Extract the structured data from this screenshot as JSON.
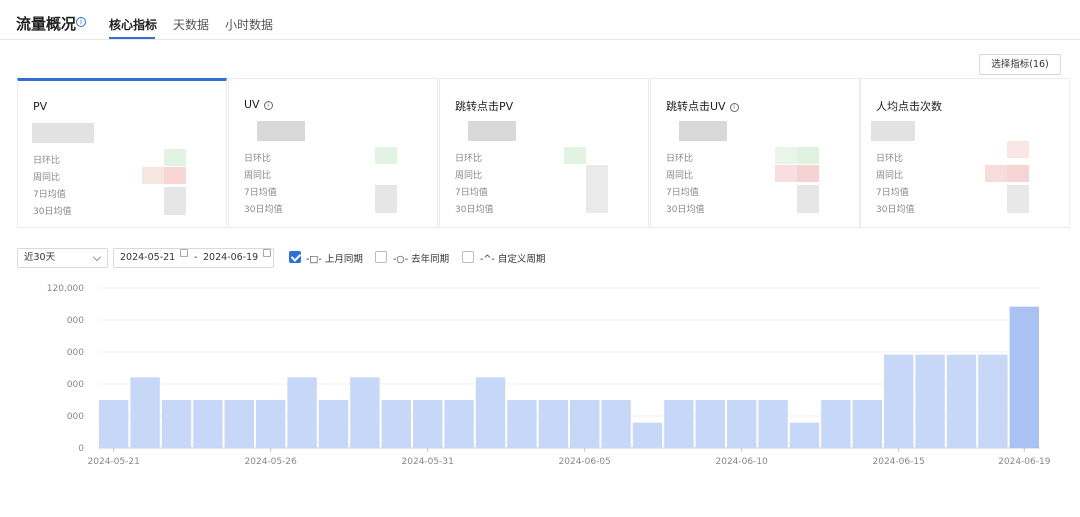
{
  "header": {
    "title": "流量概况",
    "tabs": [
      {
        "label": "核心指标",
        "active": true
      },
      {
        "label": "天数据",
        "active": false
      },
      {
        "label": "小时数据",
        "active": false
      }
    ]
  },
  "toolbar": {
    "select_metrics_label": "选择指标(16)"
  },
  "cards": [
    {
      "title": "PV",
      "has_info": false,
      "active": true
    },
    {
      "title": "UV",
      "has_info": true,
      "active": false
    },
    {
      "title": "跳转点击PV",
      "has_info": false,
      "active": false
    },
    {
      "title": "跳转点击UV",
      "has_info": true,
      "active": false
    },
    {
      "title": "人均点击次数",
      "has_info": false,
      "active": false
    }
  ],
  "card_metric_labels": [
    "日环比",
    "周同比",
    "7日均值",
    "30日均值"
  ],
  "filters": {
    "range_value": "近30天",
    "date_start": "2024-05-21",
    "date_separator": "-",
    "date_end": "2024-06-19",
    "compare_options": [
      {
        "label": "-□- 上月同期",
        "checked": true
      },
      {
        "label": "-○- 去年同期",
        "checked": false
      },
      {
        "label": "-^- 自定义周期",
        "checked": false
      }
    ]
  },
  "colors": {
    "accent": "#2f6fd6",
    "bar": "#c7d7f7",
    "bar_strong": "#a9c1f3"
  },
  "chart_data": {
    "type": "bar",
    "ylim": [
      0,
      120000
    ],
    "yticks": [
      "0",
      "000",
      "000",
      "000",
      "000",
      "120,000"
    ],
    "x": [
      "2024-05-21",
      "2024-05-22",
      "2024-05-23",
      "2024-05-24",
      "2024-05-25",
      "2024-05-26",
      "2024-05-27",
      "2024-05-28",
      "2024-05-29",
      "2024-05-30",
      "2024-05-31",
      "2024-06-01",
      "2024-06-02",
      "2024-06-03",
      "2024-06-04",
      "2024-06-05",
      "2024-06-06",
      "2024-06-07",
      "2024-06-08",
      "2024-06-09",
      "2024-06-10",
      "2024-06-11",
      "2024-06-12",
      "2024-06-13",
      "2024-06-14",
      "2024-06-15",
      "2024-06-16",
      "2024-06-17",
      "2024-06-18",
      "2024-06-19"
    ],
    "xtick_labels": [
      "2024-05-21",
      "2024-05-26",
      "2024-05-31",
      "2024-06-05",
      "2024-06-10",
      "2024-06-15",
      "2024-06-19"
    ],
    "values": [
      36000,
      53000,
      36000,
      36000,
      36000,
      36000,
      53000,
      36000,
      53000,
      36000,
      36000,
      36000,
      53000,
      36000,
      36000,
      36000,
      36000,
      19000,
      36000,
      36000,
      36000,
      36000,
      19000,
      36000,
      36000,
      70000,
      70000,
      70000,
      70000,
      106000
    ]
  }
}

-=-=-=-=-

» **Work required**: Return the listing above in full and without alteration, excluding its pictures.

» **Output for this exercise**:
Extract the structured data from this screenshot as JSON.
{
  "header": {
    "title": "流量概况",
    "tabs": [
      {
        "label": "核心指标",
        "active": true
      },
      {
        "label": "天数据",
        "active": false
      },
      {
        "label": "小时数据",
        "active": false
      }
    ]
  },
  "toolbar": {
    "select_metrics_label": "选择指标(16)"
  },
  "cards": [
    {
      "title": "PV",
      "has_info": false,
      "active": true
    },
    {
      "title": "UV",
      "has_info": true,
      "active": false
    },
    {
      "title": "跳转点击PV",
      "has_info": false,
      "active": false
    },
    {
      "title": "跳转点击UV",
      "has_info": true,
      "active": false
    },
    {
      "title": "人均点击次数",
      "has_info": false,
      "active": false
    }
  ],
  "card_metric_labels": [
    "日环比",
    "周同比",
    "7日均值",
    "30日均值"
  ],
  "filters": {
    "range_value": "近30天",
    "date_start": "2024-05-21",
    "date_separator": "-",
    "date_end": "2024-06-19",
    "compare_options": [
      {
        "label": "-□- 上月同期",
        "checked": true
      },
      {
        "label": "-○- 去年同期",
        "checked": false
      },
      {
        "label": "-^- 自定义周期",
        "checked": false
      }
    ]
  },
  "colors": {
    "accent": "#2f6fd6",
    "bar": "#c7d7f7",
    "bar_strong": "#a9c1f3"
  },
  "chart_data": {
    "type": "bar",
    "ylim": [
      0,
      120000
    ],
    "yticks": [
      "0",
      "000",
      "000",
      "000",
      "000",
      "120,000"
    ],
    "x": [
      "2024-05-21",
      "2024-05-22",
      "2024-05-23",
      "2024-05-24",
      "2024-05-25",
      "2024-05-26",
      "2024-05-27",
      "2024-05-28",
      "2024-05-29",
      "2024-05-30",
      "2024-05-31",
      "2024-06-01",
      "2024-06-02",
      "2024-06-03",
      "2024-06-04",
      "2024-06-05",
      "2024-06-06",
      "2024-06-07",
      "2024-06-08",
      "2024-06-09",
      "2024-06-10",
      "2024-06-11",
      "2024-06-12",
      "2024-06-13",
      "2024-06-14",
      "2024-06-15",
      "2024-06-16",
      "2024-06-17",
      "2024-06-18",
      "2024-06-19"
    ],
    "xtick_labels": [
      "2024-05-21",
      "2024-05-26",
      "2024-05-31",
      "2024-06-05",
      "2024-06-10",
      "2024-06-15",
      "2024-06-19"
    ],
    "values": [
      36000,
      53000,
      36000,
      36000,
      36000,
      36000,
      53000,
      36000,
      53000,
      36000,
      36000,
      36000,
      53000,
      36000,
      36000,
      36000,
      36000,
      19000,
      36000,
      36000,
      36000,
      36000,
      19000,
      36000,
      36000,
      70000,
      70000,
      70000,
      70000,
      106000
    ]
  }
}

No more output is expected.